• [Objective] Transcribe all records exactly.

>> begin Dataset

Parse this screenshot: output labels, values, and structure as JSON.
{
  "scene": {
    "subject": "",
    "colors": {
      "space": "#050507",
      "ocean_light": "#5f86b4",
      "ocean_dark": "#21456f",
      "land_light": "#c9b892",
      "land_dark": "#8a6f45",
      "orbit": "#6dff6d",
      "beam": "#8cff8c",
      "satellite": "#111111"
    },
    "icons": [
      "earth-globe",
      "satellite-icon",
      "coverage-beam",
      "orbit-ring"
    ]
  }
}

>> end Dataset

• [Answer below]
Parse this screenshot: output labels, values, and structure as JSON.
{
  "scene": {
    "subject": "",
    "colors": {
      "space": "#050507",
      "ocean_light": "#5f86b4",
      "ocean_dark": "#21456f",
      "land_light": "#c9b892",
      "land_dark": "#8a6f45",
      "orbit": "#6dff6d",
      "beam": "#8cff8c",
      "satellite": "#111111"
    },
    "icons": [
      "earth-globe",
      "satellite-icon",
      "coverage-beam",
      "orbit-ring"
    ]
  }
}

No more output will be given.